> [Stated exercise]:
From the entries below, copy every line holding the word "solid".

--- START OF Supplied records ---

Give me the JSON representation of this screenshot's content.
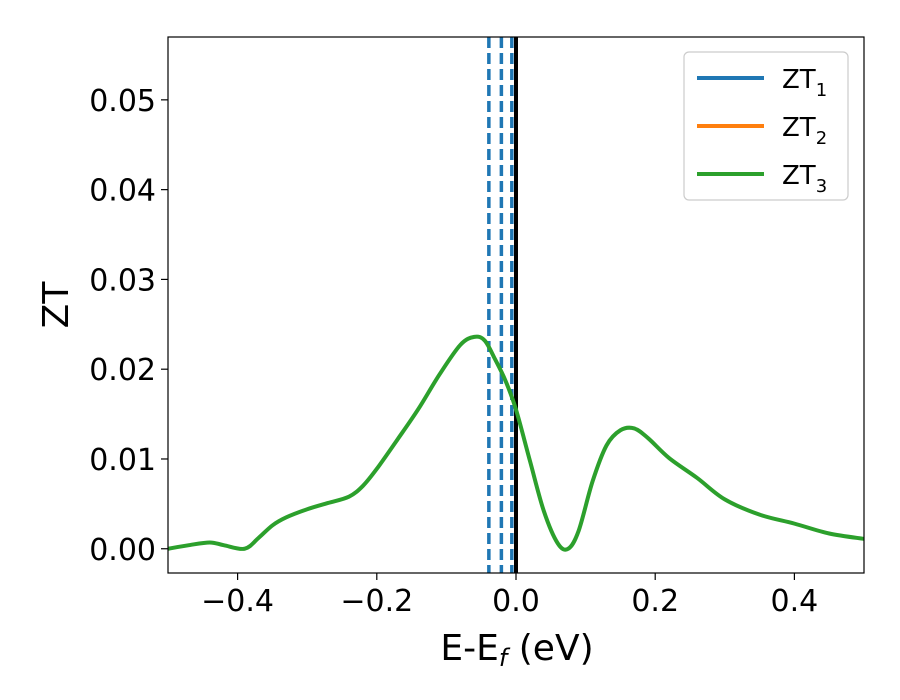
{
  "chart_data": {
    "type": "line",
    "xlabel": "E-E",
    "xlabel_sub": "f",
    "xlabel_unit": " (eV)",
    "ylabel": "ZT",
    "xlim": [
      -0.5,
      0.5
    ],
    "ylim": [
      -0.0027,
      0.057
    ],
    "xticks": [
      -0.4,
      -0.2,
      0.0,
      0.2,
      0.4
    ],
    "xtick_labels": [
      "−0.4",
      "−0.2",
      "0.0",
      "0.2",
      "0.4"
    ],
    "yticks": [
      0.0,
      0.01,
      0.02,
      0.03,
      0.04,
      0.05
    ],
    "ytick_labels": [
      "0.00",
      "0.01",
      "0.02",
      "0.03",
      "0.04",
      "0.05"
    ],
    "legend_position": "top-right",
    "series": [
      {
        "name": "ZT",
        "sub": "1",
        "color": "#1f77b4"
      },
      {
        "name": "ZT",
        "sub": "2",
        "color": "#ff7f0e"
      },
      {
        "name": "ZT",
        "sub": "3",
        "color": "#2ca02c",
        "x": [
          -0.5,
          -0.47,
          -0.44,
          -0.42,
          -0.39,
          -0.37,
          -0.35,
          -0.33,
          -0.3,
          -0.27,
          -0.24,
          -0.22,
          -0.2,
          -0.17,
          -0.14,
          -0.11,
          -0.08,
          -0.06,
          -0.045,
          -0.03,
          -0.015,
          0.0,
          0.02,
          0.04,
          0.06,
          0.075,
          0.09,
          0.11,
          0.13,
          0.15,
          0.17,
          0.19,
          0.22,
          0.26,
          0.3,
          0.35,
          0.4,
          0.45,
          0.5
        ],
        "y": [
          0.0,
          0.0004,
          0.0007,
          0.0004,
          0.0,
          0.0012,
          0.0026,
          0.0035,
          0.0044,
          0.0051,
          0.0058,
          0.007,
          0.0089,
          0.0122,
          0.0156,
          0.0194,
          0.0227,
          0.0236,
          0.0232,
          0.0211,
          0.0187,
          0.0155,
          0.0098,
          0.0042,
          0.0006,
          0.0,
          0.002,
          0.0075,
          0.0115,
          0.0132,
          0.0134,
          0.0123,
          0.0101,
          0.0079,
          0.0055,
          0.0038,
          0.0028,
          0.0017,
          0.0011
        ]
      }
    ],
    "vlines": [
      {
        "x": 0.0,
        "style": "solid",
        "color": "#000000"
      },
      {
        "x": -0.006,
        "style": "dashed",
        "color": "#1f77b4"
      },
      {
        "x": -0.021,
        "style": "dashed",
        "color": "#1f77b4"
      },
      {
        "x": -0.039,
        "style": "dashed",
        "color": "#1f77b4"
      }
    ]
  }
}
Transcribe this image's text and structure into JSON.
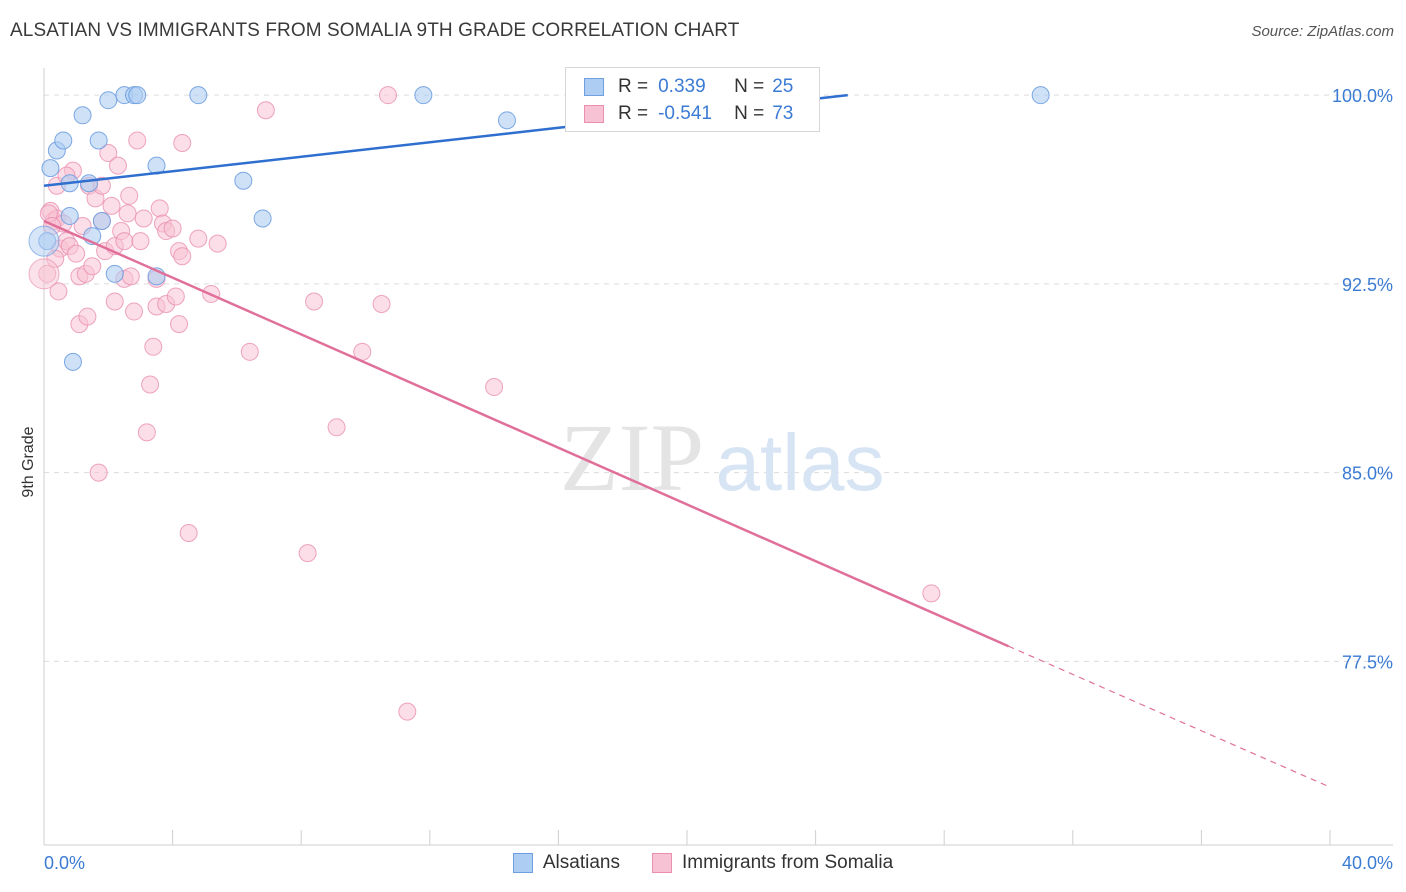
{
  "title": "ALSATIAN VS IMMIGRANTS FROM SOMALIA 9TH GRADE CORRELATION CHART",
  "source": "Source: ZipAtlas.com",
  "watermark": {
    "zip": "ZIP",
    "atlas": "atlas"
  },
  "legend": {
    "alsatians": {
      "r_label": "R =",
      "r_value": "0.339",
      "n_label": "N =",
      "n_value": "25"
    },
    "somalia": {
      "r_label": "R =",
      "r_value": "-0.541",
      "n_label": "N =",
      "n_value": "73"
    }
  },
  "colors": {
    "blue_fill": "#aecdf2",
    "blue_stroke": "#6f9fe0",
    "blue_line": "#2f6fcf",
    "pink_fill": "#f7c3d4",
    "pink_stroke": "#ea8fb0",
    "pink_line": "#e0709a",
    "tick_text": "#3b7bd4"
  },
  "chart_data": {
    "type": "scatter",
    "xlabel": "",
    "ylabel": "9th Grade",
    "xlim": [
      0,
      40
    ],
    "ylim": [
      70.2,
      101.0
    ],
    "x_tick_labels": [
      "0.0%",
      "40.0%"
    ],
    "y_ticks": [
      100.0,
      92.5,
      85.0,
      77.5
    ],
    "y_tick_labels": [
      "100.0%",
      "92.5%",
      "85.0%",
      "77.5%"
    ],
    "series": [
      {
        "name": "Alsatians",
        "points": [
          [
            0.1,
            94.2
          ],
          [
            0.2,
            97.1
          ],
          [
            0.4,
            97.8
          ],
          [
            0.6,
            98.2
          ],
          [
            0.8,
            96.5
          ],
          [
            0.8,
            95.2
          ],
          [
            0.9,
            89.4
          ],
          [
            1.2,
            99.2
          ],
          [
            1.4,
            96.5
          ],
          [
            1.5,
            94.4
          ],
          [
            1.7,
            98.2
          ],
          [
            1.8,
            95.0
          ],
          [
            2.2,
            92.9
          ],
          [
            2.0,
            99.8
          ],
          [
            2.5,
            100.0
          ],
          [
            2.8,
            100.0
          ],
          [
            2.9,
            100.0
          ],
          [
            3.5,
            92.8
          ],
          [
            3.5,
            97.2
          ],
          [
            4.8,
            100.0
          ],
          [
            6.2,
            96.6
          ],
          [
            6.8,
            95.1
          ],
          [
            11.8,
            100.0
          ],
          [
            14.4,
            99.0
          ],
          [
            31.0,
            100.0
          ]
        ],
        "trend": {
          "x": [
            0,
            25.0
          ],
          "y": [
            96.4,
            100.0
          ],
          "style": "solid"
        }
      },
      {
        "name": "Immigrants from Somalia",
        "points": [
          [
            0.1,
            92.9
          ],
          [
            0.2,
            95.4
          ],
          [
            0.3,
            95.0
          ],
          [
            0.4,
            96.4
          ],
          [
            0.4,
            95.1
          ],
          [
            0.5,
            93.9
          ],
          [
            0.6,
            94.9
          ],
          [
            0.7,
            94.2
          ],
          [
            0.8,
            94.0
          ],
          [
            0.9,
            97.0
          ],
          [
            1.0,
            93.7
          ],
          [
            1.1,
            90.9
          ],
          [
            1.1,
            92.8
          ],
          [
            1.2,
            94.8
          ],
          [
            1.3,
            92.9
          ],
          [
            1.4,
            96.4
          ],
          [
            1.5,
            93.2
          ],
          [
            1.6,
            95.9
          ],
          [
            1.7,
            85.0
          ],
          [
            1.8,
            96.4
          ],
          [
            1.8,
            95.0
          ],
          [
            1.9,
            93.8
          ],
          [
            2.0,
            97.7
          ],
          [
            2.1,
            95.6
          ],
          [
            2.2,
            94.0
          ],
          [
            2.2,
            91.8
          ],
          [
            2.3,
            97.2
          ],
          [
            2.4,
            94.6
          ],
          [
            2.5,
            92.7
          ],
          [
            2.5,
            94.2
          ],
          [
            2.6,
            95.3
          ],
          [
            2.7,
            92.8
          ],
          [
            2.8,
            91.4
          ],
          [
            2.9,
            98.2
          ],
          [
            3.0,
            94.2
          ],
          [
            3.1,
            95.1
          ],
          [
            3.2,
            86.6
          ],
          [
            3.3,
            88.5
          ],
          [
            3.4,
            90.0
          ],
          [
            3.5,
            91.6
          ],
          [
            3.5,
            92.7
          ],
          [
            3.6,
            95.5
          ],
          [
            3.7,
            94.9
          ],
          [
            3.8,
            91.7
          ],
          [
            3.8,
            94.6
          ],
          [
            4.0,
            94.7
          ],
          [
            4.1,
            92.0
          ],
          [
            4.2,
            90.9
          ],
          [
            4.2,
            93.8
          ],
          [
            4.3,
            93.6
          ],
          [
            4.3,
            98.1
          ],
          [
            4.5,
            82.6
          ],
          [
            4.8,
            94.3
          ],
          [
            5.2,
            92.1
          ],
          [
            5.4,
            94.1
          ],
          [
            6.4,
            89.8
          ],
          [
            6.9,
            99.4
          ],
          [
            8.2,
            81.8
          ],
          [
            8.4,
            91.8
          ],
          [
            9.1,
            86.8
          ],
          [
            9.9,
            89.8
          ],
          [
            10.5,
            91.7
          ],
          [
            10.7,
            100.0
          ],
          [
            11.3,
            75.5
          ],
          [
            14.0,
            88.4
          ],
          [
            27.6,
            80.2
          ],
          [
            0.15,
            95.3
          ],
          [
            0.25,
            94.8
          ],
          [
            0.35,
            93.5
          ],
          [
            0.45,
            92.2
          ],
          [
            1.35,
            91.2
          ],
          [
            0.7,
            96.8
          ],
          [
            2.65,
            96.0
          ]
        ],
        "trend": {
          "x": [
            0,
            30.0,
            40.0
          ],
          "y": [
            95.0,
            78.1,
            72.5
          ],
          "style": "solid-then-dashed"
        }
      }
    ]
  }
}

--- END OF Supplied records ---

> [Answer to the problem]:
        "style": "solid",
          "style": "solid"
          "style": "solid-then-dashed"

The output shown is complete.